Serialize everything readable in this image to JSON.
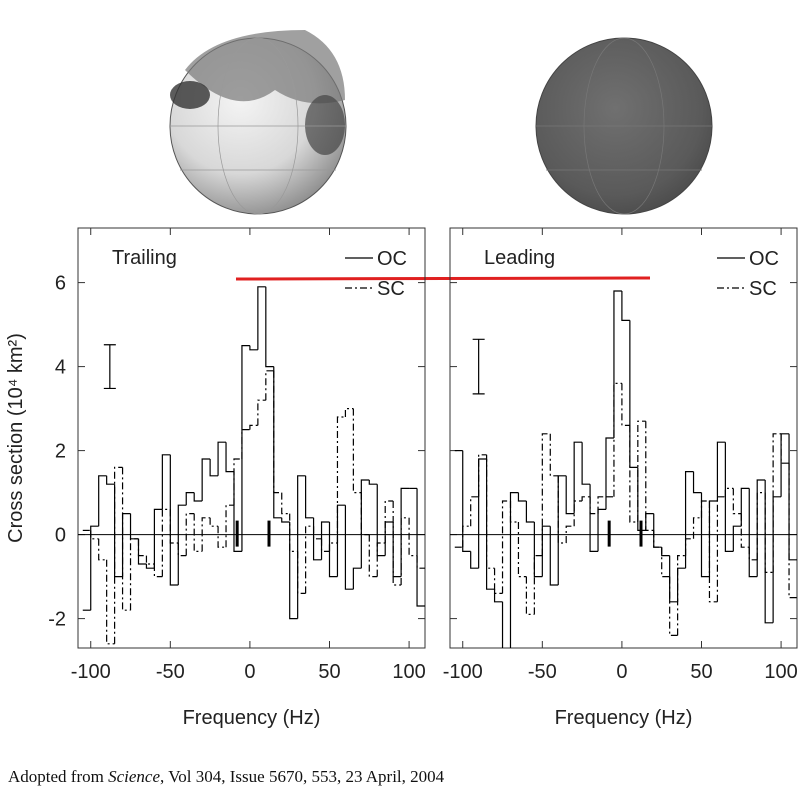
{
  "chart_data": [
    {
      "type": "histogram",
      "title": "Trailing",
      "xlabel": "Frequency (Hz)",
      "ylabel": "Cross section (10⁴ km²)",
      "bins": [
        -105,
        -100,
        -95,
        -90,
        -85,
        -80,
        -75,
        -70,
        -65,
        -60,
        -55,
        -50,
        -45,
        -40,
        -35,
        -30,
        -25,
        -20,
        -15,
        -10,
        -5,
        0,
        5,
        10,
        15,
        20,
        25,
        30,
        35,
        40,
        45,
        50,
        55,
        60,
        65,
        70,
        75,
        80,
        85,
        90,
        95,
        100,
        105,
        110
      ],
      "series": [
        {
          "name": "OC",
          "color": "#000000",
          "line_style": "solid",
          "values": [
            -1.8,
            0.2,
            1.4,
            1.2,
            -1.0,
            0.5,
            -0.1,
            -0.7,
            -0.8,
            0.6,
            1.9,
            -1.2,
            0.7,
            1.0,
            0.8,
            1.8,
            1.4,
            2.2,
            1.5,
            -0.4,
            4.5,
            4.4,
            5.9,
            4.0,
            0.4,
            0.3,
            -2.0,
            1.4,
            0.4,
            -0.6,
            0.3,
            -1.0,
            0.7,
            -1.3,
            -0.8,
            1.3,
            1.2,
            -0.5,
            0.3,
            -1.0,
            1.1,
            1.1,
            -1.7
          ]
        },
        {
          "name": "SC",
          "color": "#000000",
          "line_style": "dash-dot",
          "values": [
            0.1,
            -0.1,
            -0.6,
            -2.6,
            1.6,
            -1.8,
            -0.1,
            -0.5,
            -0.7,
            -1.0,
            0.6,
            -0.2,
            -0.5,
            0.5,
            -0.4,
            0.4,
            0.2,
            -0.3,
            0.7,
            1.8,
            2.5,
            2.6,
            3.2,
            3.9,
            1.0,
            0.5,
            -0.4,
            -1.4,
            0.2,
            -0.1,
            -0.4,
            -0.2,
            2.8,
            3.0,
            1.0,
            0.0,
            -1.0,
            -0.2,
            0.8,
            -1.2,
            0.4,
            -0.5,
            -0.8
          ]
        }
      ],
      "error_bar": {
        "x": -88,
        "y": 4.0,
        "error": 0.52
      },
      "markers": [
        -8,
        12
      ],
      "xlim": [
        -108,
        110
      ],
      "ylim": [
        -2.7,
        7.3
      ],
      "xticks": [
        -100,
        -50,
        0,
        50,
        100
      ],
      "yticks": [
        -2,
        0,
        2,
        4,
        6
      ]
    },
    {
      "type": "histogram",
      "title": "Leading",
      "xlabel": "Frequency (Hz)",
      "bins": [
        -105,
        -100,
        -95,
        -90,
        -85,
        -80,
        -75,
        -70,
        -65,
        -60,
        -55,
        -50,
        -45,
        -40,
        -35,
        -30,
        -25,
        -20,
        -15,
        -10,
        -5,
        0,
        5,
        10,
        15,
        20,
        25,
        30,
        35,
        40,
        45,
        50,
        55,
        60,
        65,
        70,
        75,
        80,
        85,
        90,
        95,
        100,
        105,
        110
      ],
      "series": [
        {
          "name": "OC",
          "color": "#000000",
          "line_style": "solid",
          "values": [
            2.0,
            -0.4,
            -0.8,
            1.8,
            -1.3,
            -1.6,
            -3.0,
            1.0,
            0.8,
            0.3,
            -1.0,
            0.2,
            -1.2,
            1.4,
            0.5,
            2.2,
            1.2,
            -0.4,
            0.6,
            2.3,
            5.8,
            5.1,
            1.6,
            0.1,
            0.5,
            -0.3,
            -0.5,
            -1.6,
            -0.8,
            1.5,
            1.0,
            -1.0,
            0.8,
            2.2,
            -0.4,
            0.2,
            1.1,
            -1.0,
            1.3,
            -2.1,
            0.9,
            2.4,
            -0.6
          ]
        },
        {
          "name": "SC",
          "color": "#000000",
          "line_style": "dash-dot",
          "values": [
            -0.3,
            0.2,
            0.9,
            1.9,
            -0.8,
            -1.4,
            0.8,
            0.3,
            -1.0,
            -1.9,
            -0.5,
            2.4,
            1.4,
            -0.2,
            0.2,
            0.8,
            0.9,
            0.5,
            0.9,
            0.9,
            3.6,
            2.6,
            0.3,
            2.7,
            0.1,
            -0.3,
            -1.0,
            -2.4,
            -0.5,
            -0.1,
            0.4,
            0.8,
            -1.6,
            0.9,
            1.1,
            0.5,
            -0.3,
            -0.6,
            1.0,
            -0.9,
            2.4,
            1.7,
            -1.5
          ]
        }
      ],
      "error_bar": {
        "x": -90,
        "y": 4.0,
        "error": 0.65
      },
      "markers": [
        -8,
        12
      ],
      "xlim": [
        -108,
        110
      ],
      "ylim": [
        -2.7,
        7.3
      ],
      "xticks": [
        -100,
        -50,
        0,
        50,
        100
      ],
      "yticks": [
        -2,
        0,
        2,
        4,
        6
      ]
    }
  ],
  "caption": {
    "prefix": "Adopted from ",
    "italic": "Science",
    "suffix": ", Vol 304, Issue 5670, 553, 23 April, 2004"
  }
}
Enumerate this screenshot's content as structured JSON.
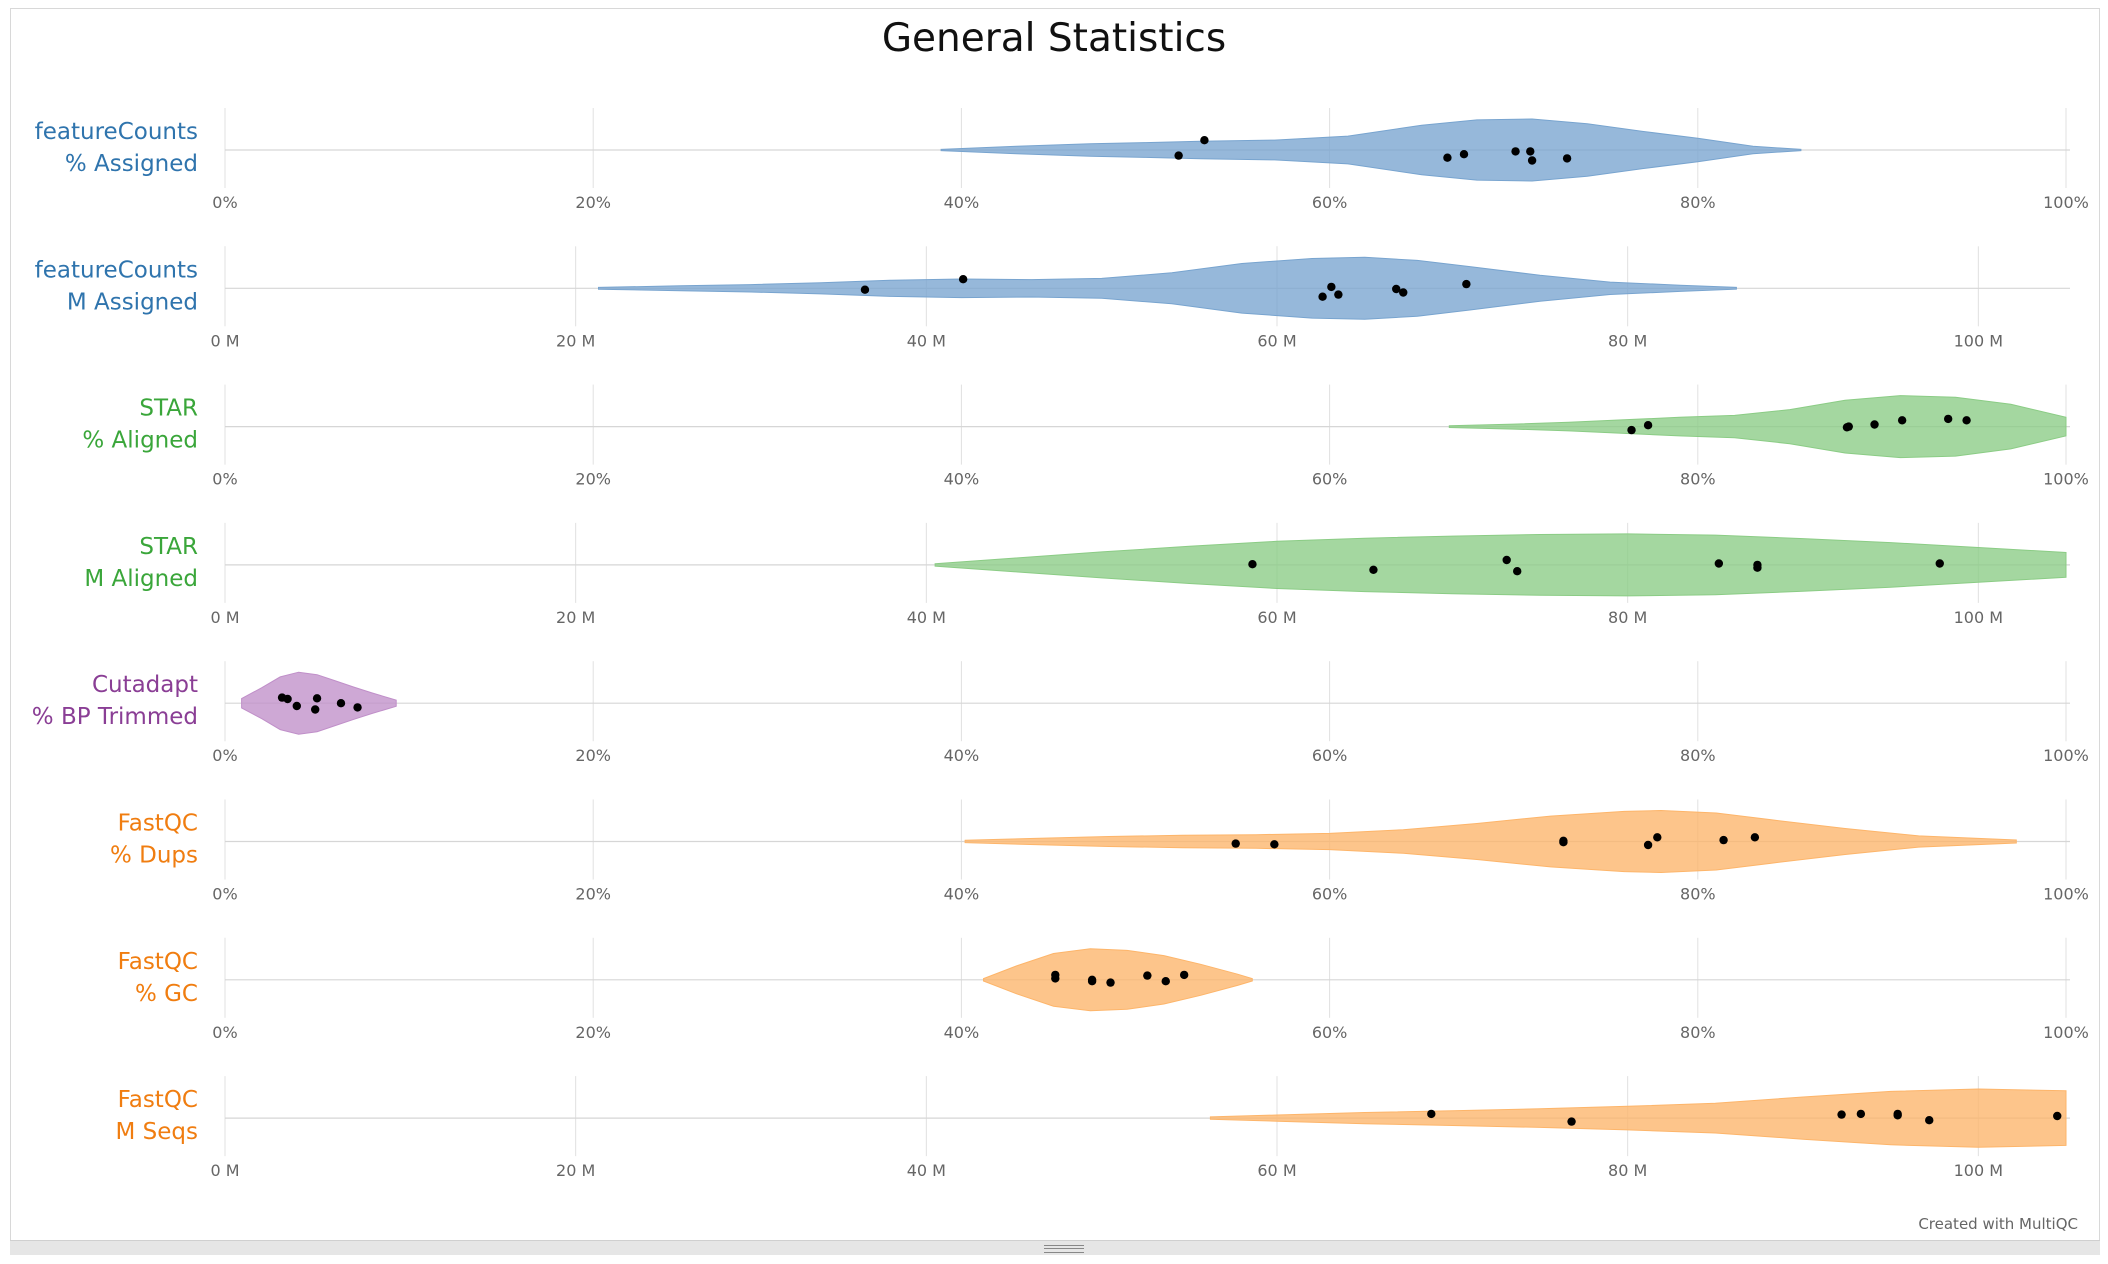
{
  "title": "General Statistics",
  "credit": "Created with MultiQC",
  "chart_data": {
    "type": "violin",
    "title": "General Statistics",
    "rows": [
      {
        "label_line1": "featureCounts",
        "label_line2": "% Assigned",
        "color": "#78a4cf",
        "label_color": "#2f74ad",
        "xlim": [
          0,
          100
        ],
        "tick_values": [
          0,
          20,
          40,
          60,
          80,
          100
        ],
        "tick_labels": [
          "0%",
          "20%",
          "40%",
          "60%",
          "80%",
          "100%"
        ],
        "violin_range": [
          38.9,
          85.6
        ],
        "density": [
          [
            38.9,
            0.02
          ],
          [
            43,
            0.12
          ],
          [
            47,
            0.2
          ],
          [
            50,
            0.24
          ],
          [
            53,
            0.28
          ],
          [
            57,
            0.32
          ],
          [
            61,
            0.45
          ],
          [
            65,
            0.8
          ],
          [
            68,
            0.97
          ],
          [
            71,
            1.0
          ],
          [
            74,
            0.85
          ],
          [
            77,
            0.6
          ],
          [
            80,
            0.38
          ],
          [
            83,
            0.12
          ],
          [
            85.6,
            0.02
          ]
        ],
        "points": [
          [
            51.8,
            -0.4
          ],
          [
            53.2,
            0.7
          ],
          [
            66.4,
            -0.55
          ],
          [
            67.3,
            -0.3
          ],
          [
            70.1,
            -0.1
          ],
          [
            70.9,
            -0.1
          ],
          [
            71,
            -0.75
          ],
          [
            72.9,
            -0.6
          ]
        ]
      },
      {
        "label_line1": "featureCounts",
        "label_line2": "M Assigned",
        "color": "#78a4cf",
        "label_color": "#2f74ad",
        "xlim": [
          0,
          105
        ],
        "tick_values": [
          0,
          20,
          40,
          60,
          80,
          100
        ],
        "tick_labels": [
          "0 M",
          "20 M",
          "40 M",
          "60 M",
          "80 M",
          "100 M"
        ],
        "violin_range": [
          21.3,
          86.2
        ],
        "density": [
          [
            21.3,
            0.03
          ],
          [
            26,
            0.08
          ],
          [
            30,
            0.12
          ],
          [
            34,
            0.18
          ],
          [
            38,
            0.26
          ],
          [
            42,
            0.3
          ],
          [
            46,
            0.28
          ],
          [
            50,
            0.32
          ],
          [
            54,
            0.5
          ],
          [
            58,
            0.8
          ],
          [
            62,
            0.96
          ],
          [
            65,
            1.0
          ],
          [
            68,
            0.9
          ],
          [
            71,
            0.7
          ],
          [
            75,
            0.42
          ],
          [
            79,
            0.2
          ],
          [
            83,
            0.1
          ],
          [
            86.2,
            0.03
          ]
        ],
        "points": [
          [
            36.5,
            -0.1
          ],
          [
            42.1,
            0.65
          ],
          [
            63.1,
            0.1
          ],
          [
            62.6,
            -0.6
          ],
          [
            63.5,
            -0.45
          ],
          [
            66.8,
            -0.05
          ],
          [
            67.2,
            -0.3
          ],
          [
            70.8,
            0.3
          ]
        ]
      },
      {
        "label_line1": "STAR",
        "label_line2": "% Aligned",
        "color": "#8bcc85",
        "label_color": "#3aa63a",
        "xlim": [
          0,
          100
        ],
        "tick_values": [
          0,
          20,
          40,
          60,
          80,
          100
        ],
        "tick_labels": [
          "0%",
          "20%",
          "40%",
          "60%",
          "80%",
          "100%"
        ],
        "violin_range": [
          66.5,
          100.5
        ],
        "density": [
          [
            66.5,
            0.03
          ],
          [
            70,
            0.08
          ],
          [
            73,
            0.14
          ],
          [
            76,
            0.22
          ],
          [
            79,
            0.3
          ],
          [
            82,
            0.36
          ],
          [
            85,
            0.55
          ],
          [
            88,
            0.85
          ],
          [
            91,
            1.0
          ],
          [
            94,
            0.95
          ],
          [
            97,
            0.72
          ],
          [
            100.5,
            0.3
          ]
        ],
        "points": [
          [
            76.4,
            -0.25
          ],
          [
            77.3,
            0.1
          ],
          [
            88.1,
            -0.05
          ],
          [
            88.2,
            0.0
          ],
          [
            89.6,
            0.15
          ],
          [
            91.1,
            0.45
          ],
          [
            93.6,
            0.55
          ],
          [
            94.6,
            0.45
          ]
        ]
      },
      {
        "label_line1": "STAR",
        "label_line2": "M Aligned",
        "color": "#8bcc85",
        "label_color": "#3aa63a",
        "xlim": [
          0,
          105
        ],
        "tick_values": [
          0,
          20,
          40,
          60,
          80,
          100
        ],
        "tick_labels": [
          "0 M",
          "20 M",
          "40 M",
          "60 M",
          "80 M",
          "100 M"
        ],
        "violin_range": [
          40.5,
          105
        ],
        "density": [
          [
            40.5,
            0.04
          ],
          [
            45,
            0.22
          ],
          [
            50,
            0.42
          ],
          [
            55,
            0.6
          ],
          [
            60,
            0.76
          ],
          [
            65,
            0.86
          ],
          [
            70,
            0.93
          ],
          [
            75,
            0.98
          ],
          [
            80,
            1.0
          ],
          [
            85,
            0.96
          ],
          [
            90,
            0.85
          ],
          [
            95,
            0.72
          ],
          [
            100,
            0.56
          ],
          [
            105,
            0.4
          ]
        ],
        "points": [
          [
            58.6,
            0.05
          ],
          [
            65.5,
            -0.35
          ],
          [
            73.1,
            0.35
          ],
          [
            73.7,
            -0.45
          ],
          [
            85.2,
            0.1
          ],
          [
            87.4,
            0.0
          ],
          [
            87.4,
            -0.2
          ],
          [
            97.8,
            0.1
          ]
        ]
      },
      {
        "label_line1": "Cutadapt",
        "label_line2": "% BP Trimmed",
        "color": "#c08fc9",
        "label_color": "#8a3e95",
        "xlim": [
          0,
          100
        ],
        "tick_values": [
          0,
          20,
          40,
          60,
          80,
          100
        ],
        "tick_labels": [
          "0%",
          "20%",
          "40%",
          "60%",
          "80%",
          "100%"
        ],
        "violin_range": [
          0.9,
          9.3
        ],
        "density": [
          [
            0.9,
            0.15
          ],
          [
            2,
            0.5
          ],
          [
            3,
            0.85
          ],
          [
            4,
            1.0
          ],
          [
            5,
            0.92
          ],
          [
            6,
            0.72
          ],
          [
            7,
            0.52
          ],
          [
            8,
            0.33
          ],
          [
            9.3,
            0.1
          ]
        ],
        "points": [
          [
            3.1,
            0.4
          ],
          [
            3.4,
            0.3
          ],
          [
            3.9,
            -0.2
          ],
          [
            4.9,
            -0.45
          ],
          [
            5,
            0.35
          ],
          [
            6.3,
            0.0
          ],
          [
            7.2,
            -0.3
          ]
        ]
      },
      {
        "label_line1": "FastQC",
        "label_line2": "% Dups",
        "color": "#fdb56a",
        "label_color": "#f07d10",
        "xlim": [
          0,
          100
        ],
        "tick_values": [
          0,
          20,
          40,
          60,
          80,
          100
        ],
        "tick_labels": [
          "0%",
          "20%",
          "40%",
          "60%",
          "80%",
          "100%"
        ],
        "violin_range": [
          40.2,
          97.3
        ],
        "density": [
          [
            40.2,
            0.04
          ],
          [
            44,
            0.1
          ],
          [
            48,
            0.16
          ],
          [
            52,
            0.2
          ],
          [
            56,
            0.22
          ],
          [
            60,
            0.26
          ],
          [
            64,
            0.38
          ],
          [
            68,
            0.58
          ],
          [
            72,
            0.82
          ],
          [
            76,
            0.97
          ],
          [
            78,
            1.0
          ],
          [
            81,
            0.92
          ],
          [
            84,
            0.7
          ],
          [
            88,
            0.42
          ],
          [
            92,
            0.18
          ],
          [
            97.3,
            0.05
          ]
        ],
        "points": [
          [
            54.9,
            -0.15
          ],
          [
            57,
            -0.2
          ],
          [
            72.7,
            0.05
          ],
          [
            72.7,
            -0.05
          ],
          [
            77.3,
            -0.25
          ],
          [
            77.8,
            0.3
          ],
          [
            81.4,
            0.1
          ],
          [
            83.1,
            0.3
          ]
        ]
      },
      {
        "label_line1": "FastQC",
        "label_line2": "% GC",
        "color": "#fdb56a",
        "label_color": "#f07d10",
        "xlim": [
          0,
          100
        ],
        "tick_values": [
          0,
          20,
          40,
          60,
          80,
          100
        ],
        "tick_labels": [
          "0%",
          "20%",
          "40%",
          "60%",
          "80%",
          "100%"
        ],
        "violin_range": [
          41.2,
          55.8
        ],
        "density": [
          [
            41.2,
            0.04
          ],
          [
            43,
            0.45
          ],
          [
            45,
            0.85
          ],
          [
            47,
            1.0
          ],
          [
            49,
            0.95
          ],
          [
            51,
            0.78
          ],
          [
            53,
            0.5
          ],
          [
            55,
            0.18
          ],
          [
            55.8,
            0.04
          ]
        ],
        "points": [
          [
            45.1,
            0.35
          ],
          [
            45.1,
            0.1
          ],
          [
            47.1,
            0.0
          ],
          [
            47.1,
            -0.1
          ],
          [
            48.1,
            -0.2
          ],
          [
            50.1,
            0.3
          ],
          [
            51.1,
            -0.1
          ],
          [
            52.1,
            0.35
          ]
        ]
      },
      {
        "label_line1": "FastQC",
        "label_line2": "M Seqs",
        "color": "#fdb56a",
        "label_color": "#f07d10",
        "xlim": [
          0,
          105
        ],
        "tick_values": [
          0,
          20,
          40,
          60,
          80,
          100
        ],
        "tick_labels": [
          "0 M",
          "20 M",
          "40 M",
          "60 M",
          "80 M",
          "100 M"
        ],
        "violin_range": [
          56.2,
          105
        ],
        "density": [
          [
            56.2,
            0.04
          ],
          [
            60,
            0.1
          ],
          [
            65,
            0.18
          ],
          [
            70,
            0.24
          ],
          [
            75,
            0.3
          ],
          [
            80,
            0.38
          ],
          [
            85,
            0.48
          ],
          [
            90,
            0.68
          ],
          [
            95,
            0.86
          ],
          [
            100,
            0.94
          ],
          [
            105,
            0.88
          ]
        ],
        "points": [
          [
            68.8,
            0.3
          ],
          [
            76.8,
            -0.25
          ],
          [
            92.2,
            0.25
          ],
          [
            93.3,
            0.3
          ],
          [
            95.4,
            0.3
          ],
          [
            95.4,
            0.2
          ],
          [
            97.2,
            -0.15
          ],
          [
            104.5,
            0.15
          ]
        ]
      }
    ]
  }
}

········

Give the number of lines in the entries that include the string "Assigned", and nothing more.

2